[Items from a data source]
============

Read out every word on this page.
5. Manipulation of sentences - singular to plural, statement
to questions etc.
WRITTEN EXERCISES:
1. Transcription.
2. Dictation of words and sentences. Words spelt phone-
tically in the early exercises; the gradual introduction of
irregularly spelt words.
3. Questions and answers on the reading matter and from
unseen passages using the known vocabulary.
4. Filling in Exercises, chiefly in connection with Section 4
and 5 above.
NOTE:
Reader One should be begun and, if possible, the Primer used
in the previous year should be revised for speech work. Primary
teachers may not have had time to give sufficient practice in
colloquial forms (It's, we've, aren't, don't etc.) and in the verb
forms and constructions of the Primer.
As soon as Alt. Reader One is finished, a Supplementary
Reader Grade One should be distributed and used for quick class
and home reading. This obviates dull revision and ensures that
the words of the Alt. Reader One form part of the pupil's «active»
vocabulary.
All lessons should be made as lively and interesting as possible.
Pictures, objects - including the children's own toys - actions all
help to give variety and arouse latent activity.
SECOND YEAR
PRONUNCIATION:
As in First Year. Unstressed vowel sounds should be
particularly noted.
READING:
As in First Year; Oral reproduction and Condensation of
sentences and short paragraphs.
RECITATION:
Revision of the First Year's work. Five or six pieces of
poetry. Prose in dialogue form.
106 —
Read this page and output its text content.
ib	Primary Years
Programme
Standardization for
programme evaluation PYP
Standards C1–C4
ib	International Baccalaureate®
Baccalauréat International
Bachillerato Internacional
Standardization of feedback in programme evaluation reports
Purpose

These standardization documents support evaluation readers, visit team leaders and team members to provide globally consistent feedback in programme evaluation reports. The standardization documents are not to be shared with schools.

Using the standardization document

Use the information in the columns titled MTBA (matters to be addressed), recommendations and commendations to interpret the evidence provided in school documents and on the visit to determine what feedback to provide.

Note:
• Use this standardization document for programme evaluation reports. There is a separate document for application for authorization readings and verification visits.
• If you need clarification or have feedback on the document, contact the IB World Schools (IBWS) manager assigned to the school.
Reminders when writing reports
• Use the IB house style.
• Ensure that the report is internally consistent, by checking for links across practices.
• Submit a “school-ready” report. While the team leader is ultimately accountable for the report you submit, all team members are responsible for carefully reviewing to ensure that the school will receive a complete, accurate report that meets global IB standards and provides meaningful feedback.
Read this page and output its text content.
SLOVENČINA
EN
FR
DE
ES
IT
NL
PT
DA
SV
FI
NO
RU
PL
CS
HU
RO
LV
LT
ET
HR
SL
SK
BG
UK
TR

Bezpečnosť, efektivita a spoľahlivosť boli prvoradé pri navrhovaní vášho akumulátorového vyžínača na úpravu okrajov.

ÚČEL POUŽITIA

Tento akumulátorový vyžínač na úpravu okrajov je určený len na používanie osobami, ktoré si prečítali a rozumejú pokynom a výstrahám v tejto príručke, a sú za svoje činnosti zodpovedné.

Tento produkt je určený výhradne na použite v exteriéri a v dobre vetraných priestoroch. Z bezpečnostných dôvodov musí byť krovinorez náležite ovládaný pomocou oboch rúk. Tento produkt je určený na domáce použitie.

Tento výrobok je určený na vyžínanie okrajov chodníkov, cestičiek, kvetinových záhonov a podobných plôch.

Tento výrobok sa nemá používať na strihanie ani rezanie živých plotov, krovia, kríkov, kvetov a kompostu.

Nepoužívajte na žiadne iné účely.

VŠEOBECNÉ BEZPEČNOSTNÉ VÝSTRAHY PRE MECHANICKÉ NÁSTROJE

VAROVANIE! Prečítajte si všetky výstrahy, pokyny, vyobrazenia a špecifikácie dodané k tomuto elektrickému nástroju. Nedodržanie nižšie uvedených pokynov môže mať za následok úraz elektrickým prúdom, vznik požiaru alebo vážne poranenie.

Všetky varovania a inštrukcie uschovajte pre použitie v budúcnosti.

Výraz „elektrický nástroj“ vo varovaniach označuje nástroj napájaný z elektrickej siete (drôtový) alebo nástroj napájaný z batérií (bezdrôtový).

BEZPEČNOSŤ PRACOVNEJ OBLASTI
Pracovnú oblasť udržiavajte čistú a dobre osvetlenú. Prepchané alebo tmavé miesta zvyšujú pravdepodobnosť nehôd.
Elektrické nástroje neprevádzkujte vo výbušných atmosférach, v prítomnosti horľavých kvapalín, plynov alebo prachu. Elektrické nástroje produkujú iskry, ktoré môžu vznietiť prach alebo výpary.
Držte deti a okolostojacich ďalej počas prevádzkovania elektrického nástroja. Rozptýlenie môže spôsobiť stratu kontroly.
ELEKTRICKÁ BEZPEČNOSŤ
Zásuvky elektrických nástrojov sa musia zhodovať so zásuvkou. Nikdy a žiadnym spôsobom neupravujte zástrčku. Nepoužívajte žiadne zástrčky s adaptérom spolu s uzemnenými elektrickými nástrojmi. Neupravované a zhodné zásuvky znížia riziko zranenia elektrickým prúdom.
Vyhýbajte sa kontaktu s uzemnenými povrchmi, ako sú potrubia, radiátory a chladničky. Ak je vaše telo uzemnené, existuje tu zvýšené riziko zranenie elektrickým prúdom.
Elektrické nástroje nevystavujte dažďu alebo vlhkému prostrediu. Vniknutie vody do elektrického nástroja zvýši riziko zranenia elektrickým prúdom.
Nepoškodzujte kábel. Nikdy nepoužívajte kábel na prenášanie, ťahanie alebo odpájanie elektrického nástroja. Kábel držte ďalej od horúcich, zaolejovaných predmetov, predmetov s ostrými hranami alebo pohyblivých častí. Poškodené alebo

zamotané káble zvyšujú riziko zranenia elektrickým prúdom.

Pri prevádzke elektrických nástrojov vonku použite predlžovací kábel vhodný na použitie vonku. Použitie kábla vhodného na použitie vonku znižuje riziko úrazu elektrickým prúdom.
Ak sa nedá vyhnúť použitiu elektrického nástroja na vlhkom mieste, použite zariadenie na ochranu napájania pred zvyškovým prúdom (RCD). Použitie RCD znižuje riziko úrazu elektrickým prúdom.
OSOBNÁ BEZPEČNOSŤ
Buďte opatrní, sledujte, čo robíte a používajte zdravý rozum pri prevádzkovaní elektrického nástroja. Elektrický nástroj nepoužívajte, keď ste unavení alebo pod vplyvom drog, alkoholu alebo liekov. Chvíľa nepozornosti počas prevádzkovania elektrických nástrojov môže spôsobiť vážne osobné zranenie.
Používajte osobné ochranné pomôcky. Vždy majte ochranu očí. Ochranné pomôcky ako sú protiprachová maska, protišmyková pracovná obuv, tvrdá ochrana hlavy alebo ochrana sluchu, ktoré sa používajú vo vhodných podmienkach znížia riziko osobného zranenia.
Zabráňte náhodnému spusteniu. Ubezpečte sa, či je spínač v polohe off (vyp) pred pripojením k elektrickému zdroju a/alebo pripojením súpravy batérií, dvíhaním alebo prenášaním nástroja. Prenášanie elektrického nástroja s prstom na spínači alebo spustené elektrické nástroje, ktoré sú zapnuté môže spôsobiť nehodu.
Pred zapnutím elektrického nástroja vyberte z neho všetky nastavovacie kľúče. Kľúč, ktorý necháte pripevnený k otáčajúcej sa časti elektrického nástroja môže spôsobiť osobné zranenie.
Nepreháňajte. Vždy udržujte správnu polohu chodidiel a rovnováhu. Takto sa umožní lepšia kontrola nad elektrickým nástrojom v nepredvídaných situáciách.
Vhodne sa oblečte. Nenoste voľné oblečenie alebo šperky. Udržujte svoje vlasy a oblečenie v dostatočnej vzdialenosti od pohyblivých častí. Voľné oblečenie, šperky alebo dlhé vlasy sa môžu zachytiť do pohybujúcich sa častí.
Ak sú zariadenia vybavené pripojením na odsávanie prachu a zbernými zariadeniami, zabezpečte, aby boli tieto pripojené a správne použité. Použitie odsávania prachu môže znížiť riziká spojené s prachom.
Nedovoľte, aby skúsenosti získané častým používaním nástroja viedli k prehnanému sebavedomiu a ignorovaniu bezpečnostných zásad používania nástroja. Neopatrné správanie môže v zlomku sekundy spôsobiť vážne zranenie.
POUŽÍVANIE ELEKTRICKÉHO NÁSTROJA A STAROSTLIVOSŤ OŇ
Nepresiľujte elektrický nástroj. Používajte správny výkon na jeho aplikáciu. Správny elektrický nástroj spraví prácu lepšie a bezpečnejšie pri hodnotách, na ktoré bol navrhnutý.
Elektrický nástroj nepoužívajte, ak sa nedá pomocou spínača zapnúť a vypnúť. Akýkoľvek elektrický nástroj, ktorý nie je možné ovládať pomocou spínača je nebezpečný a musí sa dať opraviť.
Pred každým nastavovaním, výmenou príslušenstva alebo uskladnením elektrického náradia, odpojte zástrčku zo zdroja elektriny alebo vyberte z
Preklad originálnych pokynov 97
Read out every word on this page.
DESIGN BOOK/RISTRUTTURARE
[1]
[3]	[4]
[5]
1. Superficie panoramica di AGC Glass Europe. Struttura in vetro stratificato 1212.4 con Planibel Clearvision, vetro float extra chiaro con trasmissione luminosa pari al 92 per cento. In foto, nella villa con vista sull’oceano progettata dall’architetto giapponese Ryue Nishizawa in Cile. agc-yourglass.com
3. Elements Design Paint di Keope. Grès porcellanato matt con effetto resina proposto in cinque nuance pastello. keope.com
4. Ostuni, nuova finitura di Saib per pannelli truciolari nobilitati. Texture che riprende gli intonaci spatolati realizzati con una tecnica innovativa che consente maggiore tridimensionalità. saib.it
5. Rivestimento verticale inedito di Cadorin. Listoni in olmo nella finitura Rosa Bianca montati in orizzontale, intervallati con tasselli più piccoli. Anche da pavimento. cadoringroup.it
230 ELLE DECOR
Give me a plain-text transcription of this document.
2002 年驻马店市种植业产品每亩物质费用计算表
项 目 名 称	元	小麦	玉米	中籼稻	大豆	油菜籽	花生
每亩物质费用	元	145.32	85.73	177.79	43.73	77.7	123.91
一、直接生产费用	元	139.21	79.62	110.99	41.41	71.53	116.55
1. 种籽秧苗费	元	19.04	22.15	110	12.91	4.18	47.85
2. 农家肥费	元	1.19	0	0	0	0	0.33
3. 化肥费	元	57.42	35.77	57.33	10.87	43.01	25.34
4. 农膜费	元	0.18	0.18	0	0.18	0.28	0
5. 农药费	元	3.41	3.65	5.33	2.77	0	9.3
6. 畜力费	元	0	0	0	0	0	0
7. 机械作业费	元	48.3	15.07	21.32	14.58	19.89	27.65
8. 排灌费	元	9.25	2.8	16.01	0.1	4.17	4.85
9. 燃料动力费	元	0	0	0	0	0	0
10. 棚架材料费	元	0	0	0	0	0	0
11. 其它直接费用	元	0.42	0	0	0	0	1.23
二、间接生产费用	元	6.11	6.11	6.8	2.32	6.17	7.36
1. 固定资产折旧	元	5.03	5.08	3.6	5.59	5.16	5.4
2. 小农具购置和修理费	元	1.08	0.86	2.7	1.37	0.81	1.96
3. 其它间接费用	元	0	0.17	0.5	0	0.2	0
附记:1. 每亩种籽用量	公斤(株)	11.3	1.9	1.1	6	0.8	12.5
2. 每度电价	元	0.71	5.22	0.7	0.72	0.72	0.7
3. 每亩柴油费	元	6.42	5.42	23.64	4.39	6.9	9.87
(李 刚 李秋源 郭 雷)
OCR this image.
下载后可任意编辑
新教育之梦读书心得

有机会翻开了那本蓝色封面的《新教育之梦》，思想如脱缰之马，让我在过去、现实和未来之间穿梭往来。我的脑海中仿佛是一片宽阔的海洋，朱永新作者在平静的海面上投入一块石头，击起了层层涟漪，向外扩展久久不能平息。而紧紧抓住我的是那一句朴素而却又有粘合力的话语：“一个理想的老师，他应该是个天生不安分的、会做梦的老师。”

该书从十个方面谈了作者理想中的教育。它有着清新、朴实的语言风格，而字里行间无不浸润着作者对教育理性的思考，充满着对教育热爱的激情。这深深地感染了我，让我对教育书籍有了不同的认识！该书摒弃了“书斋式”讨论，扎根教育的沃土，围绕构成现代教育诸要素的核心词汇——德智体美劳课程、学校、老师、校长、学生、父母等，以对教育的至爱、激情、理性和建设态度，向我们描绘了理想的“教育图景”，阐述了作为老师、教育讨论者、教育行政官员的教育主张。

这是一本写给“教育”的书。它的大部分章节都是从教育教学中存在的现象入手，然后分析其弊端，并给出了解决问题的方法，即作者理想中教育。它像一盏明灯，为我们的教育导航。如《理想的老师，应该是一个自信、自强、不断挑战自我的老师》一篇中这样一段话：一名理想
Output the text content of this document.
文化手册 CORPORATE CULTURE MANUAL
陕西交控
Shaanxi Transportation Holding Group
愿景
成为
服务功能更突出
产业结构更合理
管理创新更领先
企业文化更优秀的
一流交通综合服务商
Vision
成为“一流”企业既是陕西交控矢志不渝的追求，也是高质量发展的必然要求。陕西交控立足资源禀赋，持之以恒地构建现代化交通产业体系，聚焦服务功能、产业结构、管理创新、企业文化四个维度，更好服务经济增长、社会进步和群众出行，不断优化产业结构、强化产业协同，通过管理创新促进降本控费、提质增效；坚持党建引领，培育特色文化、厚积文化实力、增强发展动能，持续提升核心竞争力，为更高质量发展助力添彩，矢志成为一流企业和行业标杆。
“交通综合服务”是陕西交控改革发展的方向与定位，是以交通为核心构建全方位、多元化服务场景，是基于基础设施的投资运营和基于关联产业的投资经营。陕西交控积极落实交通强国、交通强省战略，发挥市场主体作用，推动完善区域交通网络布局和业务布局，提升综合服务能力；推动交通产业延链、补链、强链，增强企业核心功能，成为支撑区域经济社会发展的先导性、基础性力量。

============

*Work required*:
Give only the number of lines in the material above that hold the word "Primer".

*Written answer*:
2